[Structured figure records]
========================

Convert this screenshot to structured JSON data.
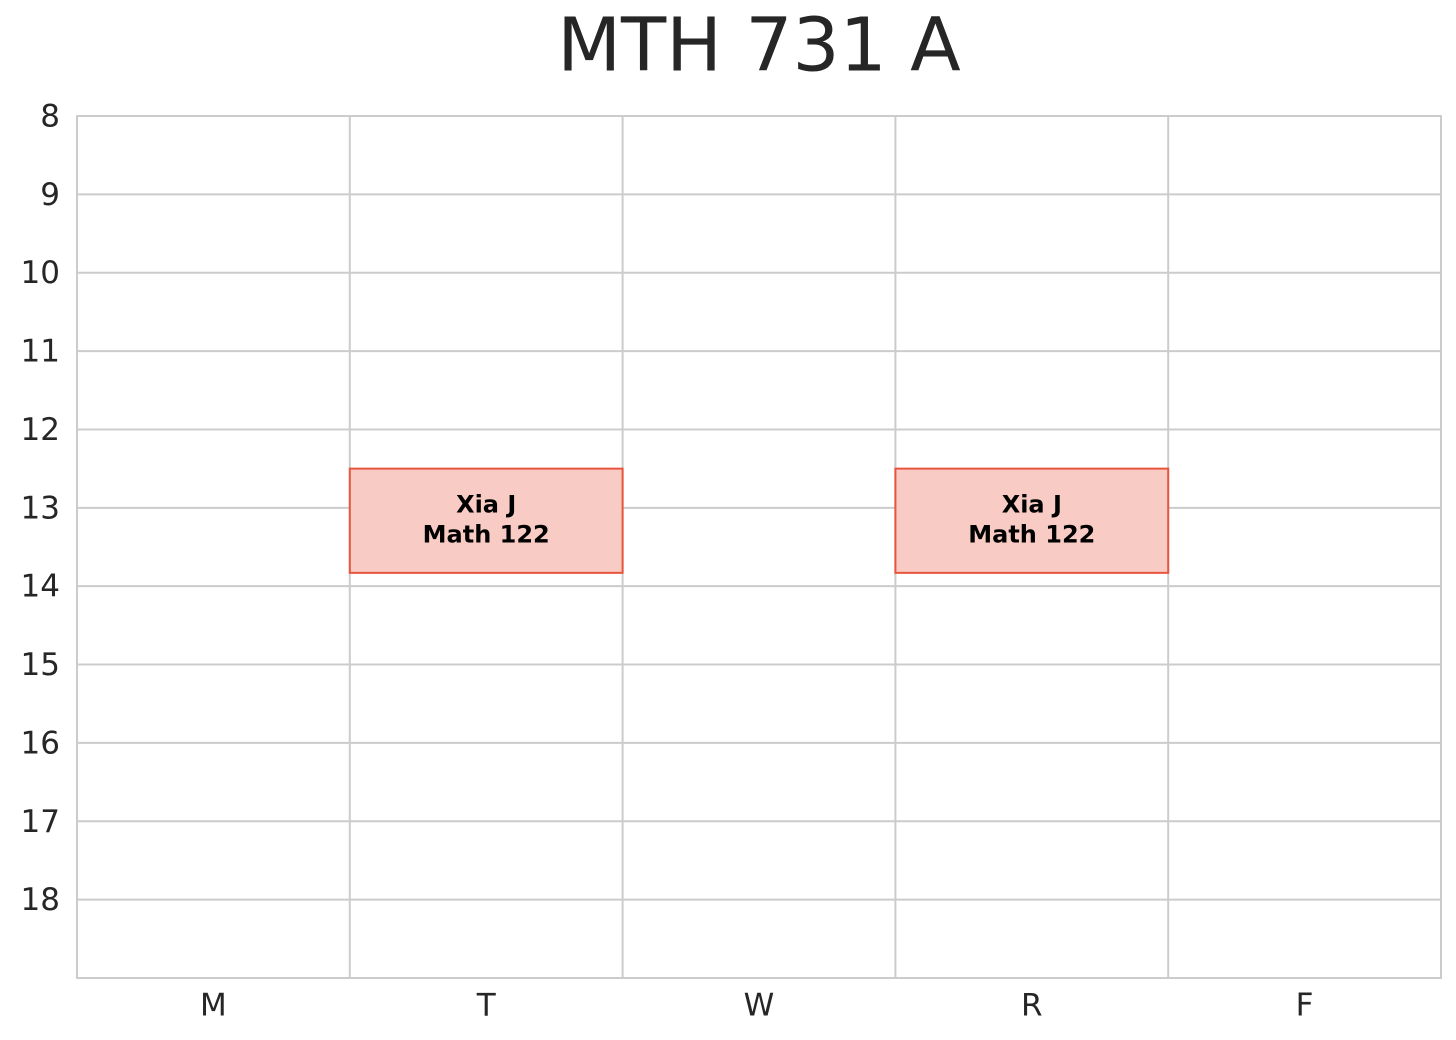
{
  "chart_data": {
    "type": "schedule",
    "title": "MTH 731 A",
    "categories": [
      "M",
      "T",
      "W",
      "R",
      "F"
    ],
    "ylim": [
      8,
      19
    ],
    "yticks": [
      8,
      9,
      10,
      11,
      12,
      13,
      14,
      15,
      16,
      17,
      18
    ],
    "grid": true,
    "inverted_y": true,
    "fill": "#f8cbc4",
    "edge": "#e8553e",
    "events": [
      {
        "day": 1,
        "start": 12.5,
        "end": 13.83,
        "instructor": "Xia J",
        "course": "Math 122"
      },
      {
        "day": 3,
        "start": 12.5,
        "end": 13.83,
        "instructor": "Xia J",
        "course": "Math 122"
      }
    ]
  }
}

========================

### DESCRIPTION OF THE TASK
Set down the lines of the records above exactly, apart from the pictures.

### RESULT BELOW
Convert this screenshot to structured JSON data.
{
  "chart_data": {
    "type": "schedule",
    "title": "MTH 731 A",
    "categories": [
      "M",
      "T",
      "W",
      "R",
      "F"
    ],
    "ylim": [
      8,
      19
    ],
    "yticks": [
      8,
      9,
      10,
      11,
      12,
      13,
      14,
      15,
      16,
      17,
      18
    ],
    "grid": true,
    "inverted_y": true,
    "fill": "#f8cbc4",
    "edge": "#e8553e",
    "events": [
      {
        "day": 1,
        "start": 12.5,
        "end": 13.83,
        "instructor": "Xia J",
        "course": "Math 122"
      },
      {
        "day": 3,
        "start": 12.5,
        "end": 13.83,
        "instructor": "Xia J",
        "course": "Math 122"
      }
    ]
  }
}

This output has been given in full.